* WRITTEN EXERCISE: Your task is to repeat all of the material exactly.

* THE INPUT:
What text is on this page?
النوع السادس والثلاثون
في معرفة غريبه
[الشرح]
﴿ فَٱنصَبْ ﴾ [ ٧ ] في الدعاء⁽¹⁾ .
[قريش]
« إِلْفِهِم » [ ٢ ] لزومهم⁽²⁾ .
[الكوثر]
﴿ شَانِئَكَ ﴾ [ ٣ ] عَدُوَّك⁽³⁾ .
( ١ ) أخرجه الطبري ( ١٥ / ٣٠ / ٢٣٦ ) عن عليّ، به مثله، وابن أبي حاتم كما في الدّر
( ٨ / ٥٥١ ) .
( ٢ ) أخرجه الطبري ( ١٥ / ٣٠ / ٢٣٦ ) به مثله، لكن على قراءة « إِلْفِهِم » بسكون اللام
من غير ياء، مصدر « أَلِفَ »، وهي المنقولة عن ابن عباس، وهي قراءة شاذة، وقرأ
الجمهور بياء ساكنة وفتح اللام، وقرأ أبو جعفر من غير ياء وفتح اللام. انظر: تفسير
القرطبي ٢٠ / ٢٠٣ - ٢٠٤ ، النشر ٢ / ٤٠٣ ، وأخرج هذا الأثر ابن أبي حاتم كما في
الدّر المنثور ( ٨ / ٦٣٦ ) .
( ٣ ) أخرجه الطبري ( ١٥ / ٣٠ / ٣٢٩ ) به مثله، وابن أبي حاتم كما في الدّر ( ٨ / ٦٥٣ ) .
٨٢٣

* RIGHT ANSWER:
What text is on this page?
النوع السادس والثلاثون
في معرفة غريبه
[الشرح]
﴿ فَٱنصَبْ ﴾ [ ٧ ] في الدعاء⁽¹⁾ .
[قريش]
« إِلْفِهِم » [ ٢ ] لزومهم⁽²⁾ .
[الكوثر]
﴿ شَانِئَكَ ﴾ [ ٣ ] عَدُوَّك⁽³⁾ .
( ١ ) أخرجه الطبري ( ١٥ / ٣٠ / ٢٣٦ ) عن عليّ، به مثله، وابن أبي حاتم كما في الدّر
( ٨ / ٥٥١ ) .
( ٢ ) أخرجه الطبري ( ١٥ / ٣٠ / ٢٣٦ ) به مثله، لكن على قراءة « إِلْفِهِم » بسكون اللام
من غير ياء، مصدر « أَلِفَ »، وهي المنقولة عن ابن عباس، وهي قراءة شاذة، وقرأ
الجمهور بياء ساكنة وفتح اللام، وقرأ أبو جعفر من غير ياء وفتح اللام. انظر: تفسير
القرطبي ٢٠ / ٢٠٣ - ٢٠٤ ، النشر ٢ / ٤٠٣ ، وأخرج هذا الأثر ابن أبي حاتم كما في
الدّر المنثور ( ٨ / ٦٣٦ ) .
( ٣ ) أخرجه الطبري ( ١٥ / ٣٠ / ٣٢٩ ) به مثله، وابن أبي حاتم كما في الدّر ( ٨ / ٦٥٣ ) .
٨٢٣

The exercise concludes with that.